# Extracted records
↓

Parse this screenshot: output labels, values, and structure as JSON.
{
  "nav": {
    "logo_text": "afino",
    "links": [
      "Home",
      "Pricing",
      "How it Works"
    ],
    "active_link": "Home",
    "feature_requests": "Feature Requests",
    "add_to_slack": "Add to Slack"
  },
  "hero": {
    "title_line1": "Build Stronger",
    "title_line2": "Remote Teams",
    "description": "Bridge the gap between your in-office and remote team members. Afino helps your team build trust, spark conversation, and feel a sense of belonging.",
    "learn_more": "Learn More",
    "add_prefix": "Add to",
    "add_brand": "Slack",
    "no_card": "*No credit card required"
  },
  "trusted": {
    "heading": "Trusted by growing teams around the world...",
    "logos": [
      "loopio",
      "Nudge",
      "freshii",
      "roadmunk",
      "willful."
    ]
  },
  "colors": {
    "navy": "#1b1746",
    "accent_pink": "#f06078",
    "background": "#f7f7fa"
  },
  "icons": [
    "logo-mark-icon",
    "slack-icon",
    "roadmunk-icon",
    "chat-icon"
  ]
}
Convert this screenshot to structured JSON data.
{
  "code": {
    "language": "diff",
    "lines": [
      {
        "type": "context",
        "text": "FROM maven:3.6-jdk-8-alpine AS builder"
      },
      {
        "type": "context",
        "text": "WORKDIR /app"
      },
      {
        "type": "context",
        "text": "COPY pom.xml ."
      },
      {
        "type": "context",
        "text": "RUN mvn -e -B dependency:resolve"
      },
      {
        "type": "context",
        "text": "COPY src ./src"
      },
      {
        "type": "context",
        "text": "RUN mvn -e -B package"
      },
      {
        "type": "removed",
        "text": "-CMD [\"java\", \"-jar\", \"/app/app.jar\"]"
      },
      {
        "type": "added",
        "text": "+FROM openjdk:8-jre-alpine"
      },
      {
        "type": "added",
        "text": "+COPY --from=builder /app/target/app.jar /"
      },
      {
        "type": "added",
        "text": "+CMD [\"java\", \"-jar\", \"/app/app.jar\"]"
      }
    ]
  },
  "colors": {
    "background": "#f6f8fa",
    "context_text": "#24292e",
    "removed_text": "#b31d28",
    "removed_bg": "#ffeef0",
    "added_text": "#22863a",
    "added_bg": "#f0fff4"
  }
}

↑

# What you should do
Copy out the full listing exactly.

# Complete output
Parse this screenshot: output labels, values, and structure as JSON.
{
  "nav": {
    "logo_text": "afino",
    "links": [
      "Home",
      "Pricing",
      "How it Works"
    ],
    "active_link": "Home",
    "feature_requests": "Feature Requests",
    "add_to_slack": "Add to Slack"
  },
  "hero": {
    "title_line1": "Build Stronger",
    "title_line2": "Remote Teams",
    "description": "Bridge the gap between your in-office and remote team members. Afino helps your team build trust, spark conversation, and feel a sense of belonging.",
    "learn_more": "Learn More",
    "add_prefix": "Add to",
    "add_brand": "Slack",
    "no_card": "*No credit card required"
  },
  "trusted": {
    "heading": "Trusted by growing teams around the world...",
    "logos": [
      "loopio",
      "Nudge",
      "freshii",
      "roadmunk",
      "willful."
    ]
  },
  "colors": {
    "navy": "#1b1746",
    "accent_pink": "#f06078",
    "background": "#f7f7fa"
  },
  "icons": [
    "logo-mark-icon",
    "slack-icon",
    "roadmunk-icon",
    "chat-icon"
  ]
}
Convert this screenshot to structured JSON data.
{
  "code": {
    "language": "diff",
    "lines": [
      {
        "type": "context",
        "text": "FROM maven:3.6-jdk-8-alpine AS builder"
      },
      {
        "type": "context",
        "text": "WORKDIR /app"
      },
      {
        "type": "context",
        "text": "COPY pom.xml ."
      },
      {
        "type": "context",
        "text": "RUN mvn -e -B dependency:resolve"
      },
      {
        "type": "context",
        "text": "COPY src ./src"
      },
      {
        "type": "context",
        "text": "RUN mvn -e -B package"
      },
      {
        "type": "removed",
        "text": "-CMD [\"java\", \"-jar\", \"/app/app.jar\"]"
      },
      {
        "type": "added",
        "text": "+FROM openjdk:8-jre-alpine"
      },
      {
        "type": "added",
        "text": "+COPY --from=builder /app/target/app.jar /"
      },
      {
        "type": "added",
        "text": "+CMD [\"java\", \"-jar\", \"/app/app.jar\"]"
      }
    ]
  },
  "colors": {
    "background": "#f6f8fa",
    "context_text": "#24292e",
    "removed_text": "#b31d28",
    "removed_bg": "#ffeef0",
    "added_text": "#22863a",
    "added_bg": "#f0fff4"
  }
}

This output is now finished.